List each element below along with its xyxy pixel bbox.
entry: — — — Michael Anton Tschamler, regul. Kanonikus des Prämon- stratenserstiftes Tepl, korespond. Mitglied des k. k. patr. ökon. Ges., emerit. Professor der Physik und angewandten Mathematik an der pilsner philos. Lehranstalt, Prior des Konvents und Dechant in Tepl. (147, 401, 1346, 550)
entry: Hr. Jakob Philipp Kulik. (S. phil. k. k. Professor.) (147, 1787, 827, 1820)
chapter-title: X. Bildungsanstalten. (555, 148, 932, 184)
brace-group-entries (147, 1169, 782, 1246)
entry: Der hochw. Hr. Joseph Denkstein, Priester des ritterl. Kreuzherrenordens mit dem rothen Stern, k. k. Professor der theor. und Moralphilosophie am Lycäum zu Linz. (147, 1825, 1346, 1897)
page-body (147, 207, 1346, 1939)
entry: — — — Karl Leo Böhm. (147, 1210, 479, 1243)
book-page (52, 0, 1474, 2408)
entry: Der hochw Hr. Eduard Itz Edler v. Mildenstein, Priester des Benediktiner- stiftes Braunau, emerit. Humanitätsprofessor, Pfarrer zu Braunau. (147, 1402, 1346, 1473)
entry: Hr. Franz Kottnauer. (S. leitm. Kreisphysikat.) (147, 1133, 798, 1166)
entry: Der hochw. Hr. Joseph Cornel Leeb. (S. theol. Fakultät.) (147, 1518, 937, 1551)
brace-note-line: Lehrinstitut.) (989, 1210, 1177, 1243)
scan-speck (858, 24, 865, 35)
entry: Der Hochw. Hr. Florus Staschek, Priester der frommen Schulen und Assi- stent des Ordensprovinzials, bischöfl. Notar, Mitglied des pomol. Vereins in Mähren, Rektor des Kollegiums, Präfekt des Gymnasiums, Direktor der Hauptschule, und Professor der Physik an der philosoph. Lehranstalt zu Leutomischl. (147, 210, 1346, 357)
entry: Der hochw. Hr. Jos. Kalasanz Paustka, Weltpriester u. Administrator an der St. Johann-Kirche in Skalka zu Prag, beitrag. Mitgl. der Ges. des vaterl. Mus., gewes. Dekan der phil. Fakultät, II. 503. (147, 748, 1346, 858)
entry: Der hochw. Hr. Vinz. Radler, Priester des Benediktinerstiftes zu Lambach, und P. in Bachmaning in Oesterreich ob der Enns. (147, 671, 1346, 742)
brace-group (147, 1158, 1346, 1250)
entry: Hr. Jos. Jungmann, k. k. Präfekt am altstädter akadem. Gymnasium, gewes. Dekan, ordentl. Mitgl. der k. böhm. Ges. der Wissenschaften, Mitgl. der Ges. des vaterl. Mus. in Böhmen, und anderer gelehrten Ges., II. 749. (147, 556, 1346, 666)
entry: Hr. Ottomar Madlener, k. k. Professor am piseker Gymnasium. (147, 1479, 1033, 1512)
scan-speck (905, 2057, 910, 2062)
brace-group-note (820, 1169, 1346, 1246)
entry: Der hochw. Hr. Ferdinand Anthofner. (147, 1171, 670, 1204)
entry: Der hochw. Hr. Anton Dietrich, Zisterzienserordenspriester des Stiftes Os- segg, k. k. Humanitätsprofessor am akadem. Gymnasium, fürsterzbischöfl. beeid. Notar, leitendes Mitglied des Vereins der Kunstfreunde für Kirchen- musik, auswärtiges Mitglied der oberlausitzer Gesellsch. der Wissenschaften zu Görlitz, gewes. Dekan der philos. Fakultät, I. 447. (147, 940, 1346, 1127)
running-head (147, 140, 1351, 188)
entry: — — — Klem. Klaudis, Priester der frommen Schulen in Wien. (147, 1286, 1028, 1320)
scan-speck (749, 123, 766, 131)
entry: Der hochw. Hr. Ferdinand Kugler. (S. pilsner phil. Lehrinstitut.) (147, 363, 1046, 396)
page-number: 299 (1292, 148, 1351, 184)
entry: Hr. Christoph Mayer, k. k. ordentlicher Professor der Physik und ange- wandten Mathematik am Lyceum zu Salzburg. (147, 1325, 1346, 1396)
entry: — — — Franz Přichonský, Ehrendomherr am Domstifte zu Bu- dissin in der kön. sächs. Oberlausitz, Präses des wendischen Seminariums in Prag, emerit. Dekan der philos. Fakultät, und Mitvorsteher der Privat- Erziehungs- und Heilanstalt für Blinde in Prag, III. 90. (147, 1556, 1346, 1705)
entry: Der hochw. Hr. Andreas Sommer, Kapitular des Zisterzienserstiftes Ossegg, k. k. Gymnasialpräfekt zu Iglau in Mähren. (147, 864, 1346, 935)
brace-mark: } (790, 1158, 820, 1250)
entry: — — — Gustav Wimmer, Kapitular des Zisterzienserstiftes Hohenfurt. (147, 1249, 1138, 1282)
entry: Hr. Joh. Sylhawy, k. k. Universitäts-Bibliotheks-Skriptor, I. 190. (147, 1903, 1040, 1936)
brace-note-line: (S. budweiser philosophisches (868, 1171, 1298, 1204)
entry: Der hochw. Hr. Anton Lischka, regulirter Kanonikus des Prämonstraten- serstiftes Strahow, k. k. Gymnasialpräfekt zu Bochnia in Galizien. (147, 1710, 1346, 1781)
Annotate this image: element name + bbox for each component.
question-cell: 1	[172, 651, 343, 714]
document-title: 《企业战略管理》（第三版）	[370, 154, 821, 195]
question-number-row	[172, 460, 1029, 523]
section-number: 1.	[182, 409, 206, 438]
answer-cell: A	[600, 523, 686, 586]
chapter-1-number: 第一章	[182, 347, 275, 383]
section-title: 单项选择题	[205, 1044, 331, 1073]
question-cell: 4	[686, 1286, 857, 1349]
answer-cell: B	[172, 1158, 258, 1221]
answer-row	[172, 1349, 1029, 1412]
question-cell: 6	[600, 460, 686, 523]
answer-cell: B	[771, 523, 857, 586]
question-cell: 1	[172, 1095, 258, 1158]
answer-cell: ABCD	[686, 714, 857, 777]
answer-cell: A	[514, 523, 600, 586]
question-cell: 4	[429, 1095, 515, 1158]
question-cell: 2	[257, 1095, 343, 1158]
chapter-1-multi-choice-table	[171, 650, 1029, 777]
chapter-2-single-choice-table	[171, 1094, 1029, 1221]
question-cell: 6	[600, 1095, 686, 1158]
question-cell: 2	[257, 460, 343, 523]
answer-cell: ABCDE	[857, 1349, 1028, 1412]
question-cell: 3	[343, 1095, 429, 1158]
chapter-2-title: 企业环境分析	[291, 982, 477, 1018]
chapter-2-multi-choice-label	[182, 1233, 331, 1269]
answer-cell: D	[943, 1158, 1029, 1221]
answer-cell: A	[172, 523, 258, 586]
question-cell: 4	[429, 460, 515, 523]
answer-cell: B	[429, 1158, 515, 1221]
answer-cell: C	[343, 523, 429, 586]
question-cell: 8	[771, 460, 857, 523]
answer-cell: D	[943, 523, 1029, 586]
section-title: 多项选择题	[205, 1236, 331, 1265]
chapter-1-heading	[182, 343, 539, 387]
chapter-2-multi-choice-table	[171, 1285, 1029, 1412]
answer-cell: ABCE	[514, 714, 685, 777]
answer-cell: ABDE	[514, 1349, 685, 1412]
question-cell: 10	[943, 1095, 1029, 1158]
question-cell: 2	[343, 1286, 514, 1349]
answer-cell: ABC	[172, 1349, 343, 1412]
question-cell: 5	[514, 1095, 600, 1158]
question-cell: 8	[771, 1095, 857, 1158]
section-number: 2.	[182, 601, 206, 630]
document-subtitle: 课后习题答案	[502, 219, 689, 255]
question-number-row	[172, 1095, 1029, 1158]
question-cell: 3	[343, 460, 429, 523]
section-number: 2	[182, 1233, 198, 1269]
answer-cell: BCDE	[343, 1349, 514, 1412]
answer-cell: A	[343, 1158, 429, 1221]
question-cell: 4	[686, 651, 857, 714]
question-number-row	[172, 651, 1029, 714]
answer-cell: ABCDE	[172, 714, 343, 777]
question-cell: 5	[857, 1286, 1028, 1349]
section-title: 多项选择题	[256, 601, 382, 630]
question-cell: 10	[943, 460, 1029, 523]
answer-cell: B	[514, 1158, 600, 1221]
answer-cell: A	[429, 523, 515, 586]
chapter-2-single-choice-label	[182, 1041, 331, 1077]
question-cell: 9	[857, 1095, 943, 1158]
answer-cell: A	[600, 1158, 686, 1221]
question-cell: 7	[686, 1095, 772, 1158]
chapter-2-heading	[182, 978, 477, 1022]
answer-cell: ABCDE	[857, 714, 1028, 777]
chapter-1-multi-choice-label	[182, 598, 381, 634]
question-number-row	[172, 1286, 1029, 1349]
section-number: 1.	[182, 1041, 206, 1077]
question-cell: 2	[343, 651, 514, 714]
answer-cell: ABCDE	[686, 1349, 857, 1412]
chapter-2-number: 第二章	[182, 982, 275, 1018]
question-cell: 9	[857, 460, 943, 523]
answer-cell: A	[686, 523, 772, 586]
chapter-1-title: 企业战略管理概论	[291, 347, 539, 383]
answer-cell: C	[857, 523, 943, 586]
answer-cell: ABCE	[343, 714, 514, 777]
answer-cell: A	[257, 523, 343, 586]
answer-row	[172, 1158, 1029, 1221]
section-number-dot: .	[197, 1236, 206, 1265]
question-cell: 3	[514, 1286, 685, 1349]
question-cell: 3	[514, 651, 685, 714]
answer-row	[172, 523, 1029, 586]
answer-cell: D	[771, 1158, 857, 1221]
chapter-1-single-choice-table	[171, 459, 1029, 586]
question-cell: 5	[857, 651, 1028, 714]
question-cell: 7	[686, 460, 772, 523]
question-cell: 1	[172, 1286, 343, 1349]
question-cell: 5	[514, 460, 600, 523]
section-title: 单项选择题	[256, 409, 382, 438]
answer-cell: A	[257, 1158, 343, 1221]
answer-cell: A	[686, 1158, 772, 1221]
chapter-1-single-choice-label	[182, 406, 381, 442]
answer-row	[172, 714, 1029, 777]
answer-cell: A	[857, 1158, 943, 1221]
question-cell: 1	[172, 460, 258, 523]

Task prompt
Return the rows verbatim, from the first one through the line containing "brace-group-entries (147, 1169, 782, 1246)", with both ends included.

Problem solution
List each element below along with its xyxy pixel bbox.
entry: — — — Michael Anton Tschamler, regul. Kanonikus des Prämon- stratenserstiftes Tepl, korespond. Mitglied des k. k. patr. ökon. Ges., emerit. Professor der Physik und angewandten Mathematik an der pilsner philos. Lehranstalt, Prior des Konvents und Dechant in Tepl. (147, 401, 1346, 550)
entry: Hr. Jakob Philipp Kulik. (S. phil. k. k. Professor.) (147, 1787, 827, 1820)
chapter-title: X. Bildungsanstalten. (555, 148, 932, 184)
brace-group-entries (147, 1169, 782, 1246)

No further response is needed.